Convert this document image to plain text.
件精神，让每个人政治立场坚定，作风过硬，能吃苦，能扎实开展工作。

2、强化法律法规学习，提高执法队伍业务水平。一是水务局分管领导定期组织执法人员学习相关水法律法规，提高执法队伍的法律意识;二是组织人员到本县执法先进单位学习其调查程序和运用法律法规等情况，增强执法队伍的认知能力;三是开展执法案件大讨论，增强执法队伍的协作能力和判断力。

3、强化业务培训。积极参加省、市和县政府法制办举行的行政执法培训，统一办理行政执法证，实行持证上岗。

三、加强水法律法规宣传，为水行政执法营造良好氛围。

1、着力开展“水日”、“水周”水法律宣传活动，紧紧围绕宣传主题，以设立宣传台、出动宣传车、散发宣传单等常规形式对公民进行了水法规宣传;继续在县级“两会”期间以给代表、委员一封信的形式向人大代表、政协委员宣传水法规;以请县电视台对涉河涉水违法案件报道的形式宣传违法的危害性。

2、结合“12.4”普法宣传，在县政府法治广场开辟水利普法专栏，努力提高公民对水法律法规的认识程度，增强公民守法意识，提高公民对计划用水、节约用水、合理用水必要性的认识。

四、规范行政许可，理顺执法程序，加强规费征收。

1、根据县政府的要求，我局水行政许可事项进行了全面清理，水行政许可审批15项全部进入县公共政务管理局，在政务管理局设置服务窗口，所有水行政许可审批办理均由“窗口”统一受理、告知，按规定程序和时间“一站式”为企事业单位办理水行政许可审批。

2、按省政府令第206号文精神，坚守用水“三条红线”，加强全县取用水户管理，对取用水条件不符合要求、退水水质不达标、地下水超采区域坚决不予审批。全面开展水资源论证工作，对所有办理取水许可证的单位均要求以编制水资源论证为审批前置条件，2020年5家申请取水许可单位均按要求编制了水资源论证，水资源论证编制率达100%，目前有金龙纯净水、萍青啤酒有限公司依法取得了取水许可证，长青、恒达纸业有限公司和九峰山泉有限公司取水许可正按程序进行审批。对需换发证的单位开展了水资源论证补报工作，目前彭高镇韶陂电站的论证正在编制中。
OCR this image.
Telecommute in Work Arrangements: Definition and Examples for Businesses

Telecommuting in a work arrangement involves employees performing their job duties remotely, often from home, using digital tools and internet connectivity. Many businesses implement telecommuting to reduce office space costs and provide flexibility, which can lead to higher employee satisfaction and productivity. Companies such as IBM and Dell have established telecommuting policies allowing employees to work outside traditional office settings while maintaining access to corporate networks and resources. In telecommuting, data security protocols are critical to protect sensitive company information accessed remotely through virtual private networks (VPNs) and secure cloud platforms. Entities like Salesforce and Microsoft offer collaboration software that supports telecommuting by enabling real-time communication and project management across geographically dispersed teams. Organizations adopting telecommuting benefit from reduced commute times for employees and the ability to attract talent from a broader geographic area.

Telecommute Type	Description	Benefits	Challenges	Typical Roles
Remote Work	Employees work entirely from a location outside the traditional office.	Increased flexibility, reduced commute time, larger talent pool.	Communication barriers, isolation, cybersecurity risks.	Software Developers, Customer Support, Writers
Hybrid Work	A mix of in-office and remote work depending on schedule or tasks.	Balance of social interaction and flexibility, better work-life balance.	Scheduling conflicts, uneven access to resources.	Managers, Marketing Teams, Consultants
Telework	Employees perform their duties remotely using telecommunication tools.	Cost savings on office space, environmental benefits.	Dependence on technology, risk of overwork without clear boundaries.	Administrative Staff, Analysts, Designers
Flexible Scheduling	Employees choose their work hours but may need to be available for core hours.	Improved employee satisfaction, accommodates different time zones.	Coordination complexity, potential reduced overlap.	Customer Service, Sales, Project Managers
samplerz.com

What is required: Print the whole listing again, exactly.

Solution for this problem:
Convert this document image to plain text.
件精神，让每个人政治立场坚定，作风过硬，能吃苦，能扎实开展工作。

2、强化法律法规学习，提高执法队伍业务水平。一是水务局分管领导定期组织执法人员学习相关水法律法规，提高执法队伍的法律意识;二是组织人员到本县执法先进单位学习其调查程序和运用法律法规等情况，增强执法队伍的认知能力;三是开展执法案件大讨论，增强执法队伍的协作能力和判断力。

3、强化业务培训。积极参加省、市和县政府法制办举行的行政执法培训，统一办理行政执法证，实行持证上岗。

三、加强水法律法规宣传，为水行政执法营造良好氛围。

1、着力开展“水日”、“水周”水法律宣传活动，紧紧围绕宣传主题，以设立宣传台、出动宣传车、散发宣传单等常规形式对公民进行了水法规宣传;继续在县级“两会”期间以给代表、委员一封信的形式向人大代表、政协委员宣传水法规;以请县电视台对涉河涉水违法案件报道的形式宣传违法的危害性。

2、结合“12.4”普法宣传，在县政府法治广场开辟水利普法专栏，努力提高公民对水法律法规的认识程度，增强公民守法意识，提高公民对计划用水、节约用水、合理用水必要性的认识。

四、规范行政许可，理顺执法程序，加强规费征收。

1、根据县政府的要求，我局水行政许可事项进行了全面清理，水行政许可审批15项全部进入县公共政务管理局，在政务管理局设置服务窗口，所有水行政许可审批办理均由“窗口”统一受理、告知，按规定程序和时间“一站式”为企事业单位办理水行政许可审批。

2、按省政府令第206号文精神，坚守用水“三条红线”，加强全县取用水户管理，对取用水条件不符合要求、退水水质不达标、地下水超采区域坚决不予审批。全面开展水资源论证工作，对所有办理取水许可证的单位均要求以编制水资源论证为审批前置条件，2020年5家申请取水许可单位均按要求编制了水资源论证，水资源论证编制率达100%，目前有金龙纯净水、萍青啤酒有限公司依法取得了取水许可证，长青、恒达纸业有限公司和九峰山泉有限公司取水许可正按程序进行审批。对需换发证的单位开展了水资源论证补报工作，目前彭高镇韶陂电站的论证正在编制中。
OCR this image.
Telecommute in Work Arrangements: Definition and Examples for Businesses

Telecommuting in a work arrangement involves employees performing their job duties remotely, often from home, using digital tools and internet connectivity. Many businesses implement telecommuting to reduce office space costs and provide flexibility, which can lead to higher employee satisfaction and productivity. Companies such as IBM and Dell have established telecommuting policies allowing employees to work outside traditional office settings while maintaining access to corporate networks and resources. In telecommuting, data security protocols are critical to protect sensitive company information accessed remotely through virtual private networks (VPNs) and secure cloud platforms. Entities like Salesforce and Microsoft offer collaboration software that supports telecommuting by enabling real-time communication and project management across geographically dispersed teams. Organizations adopting telecommuting benefit from reduced commute times for employees and the ability to attract talent from a broader geographic area.

Telecommute Type	Description	Benefits	Challenges	Typical Roles
Remote Work	Employees work entirely from a location outside the traditional office.	Increased flexibility, reduced commute time, larger talent pool.	Communication barriers, isolation, cybersecurity risks.	Software Developers, Customer Support, Writers
Hybrid Work	A mix of in-office and remote work depending on schedule or tasks.	Balance of social interaction and flexibility, better work-life balance.	Scheduling conflicts, uneven access to resources.	Managers, Marketing Teams, Consultants
Telework	Employees perform their duties remotely using telecommunication tools.	Cost savings on office space, environmental benefits.	Dependence on technology, risk of overwork without clear boundaries.	Administrative Staff, Analysts, Designers
Flexible Scheduling	Employees choose their work hours but may need to be available for core hours.	Improved employee satisfaction, accommodates different time zones.	Coordination complexity, potential reduced overlap.	Customer Service, Sales, Project Managers
samplerz.com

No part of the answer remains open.